→ PROBLEM DETAILS
Restate word for word the lines from the one containing "Read out every word on this page." through the end of the listing below, with both ends included.

→ DATASET
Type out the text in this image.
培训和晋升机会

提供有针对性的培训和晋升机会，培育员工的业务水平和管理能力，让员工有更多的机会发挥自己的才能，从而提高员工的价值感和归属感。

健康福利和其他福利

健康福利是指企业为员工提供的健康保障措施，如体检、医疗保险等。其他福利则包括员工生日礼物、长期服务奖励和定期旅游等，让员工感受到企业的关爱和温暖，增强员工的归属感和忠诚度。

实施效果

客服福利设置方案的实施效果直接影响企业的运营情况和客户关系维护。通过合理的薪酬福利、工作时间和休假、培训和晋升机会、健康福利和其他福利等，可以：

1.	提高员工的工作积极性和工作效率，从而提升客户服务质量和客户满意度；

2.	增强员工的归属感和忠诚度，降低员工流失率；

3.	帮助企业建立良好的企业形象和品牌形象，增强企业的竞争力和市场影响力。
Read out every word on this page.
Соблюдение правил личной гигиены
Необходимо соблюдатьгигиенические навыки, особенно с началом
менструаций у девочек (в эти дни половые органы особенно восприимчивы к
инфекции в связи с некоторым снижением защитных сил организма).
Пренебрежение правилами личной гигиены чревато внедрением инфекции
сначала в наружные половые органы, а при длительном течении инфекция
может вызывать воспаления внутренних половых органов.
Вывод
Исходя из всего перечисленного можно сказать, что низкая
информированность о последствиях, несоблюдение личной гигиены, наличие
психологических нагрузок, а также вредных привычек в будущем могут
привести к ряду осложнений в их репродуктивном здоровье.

→ CORRECT ANSWER
Read out every word on this page.
Соблюдение правил личной гигиены
Необходимо соблюдатьгигиенические навыки, особенно с началом
менструаций у девочек (в эти дни половые органы особенно восприимчивы к
инфекции в связи с некоторым снижением защитных сил организма).
Пренебрежение правилами личной гигиены чревато внедрением инфекции
сначала в наружные половые органы, а при длительном течении инфекция
может вызывать воспаления внутренних половых органов.
Вывод
Исходя из всего перечисленного можно сказать, что низкая
информированность о последствиях, несоблюдение личной гигиены, наличие
психологических нагрузок, а также вредных привычек в будущем могут
привести к ряду осложнений в их репродуктивном здоровье.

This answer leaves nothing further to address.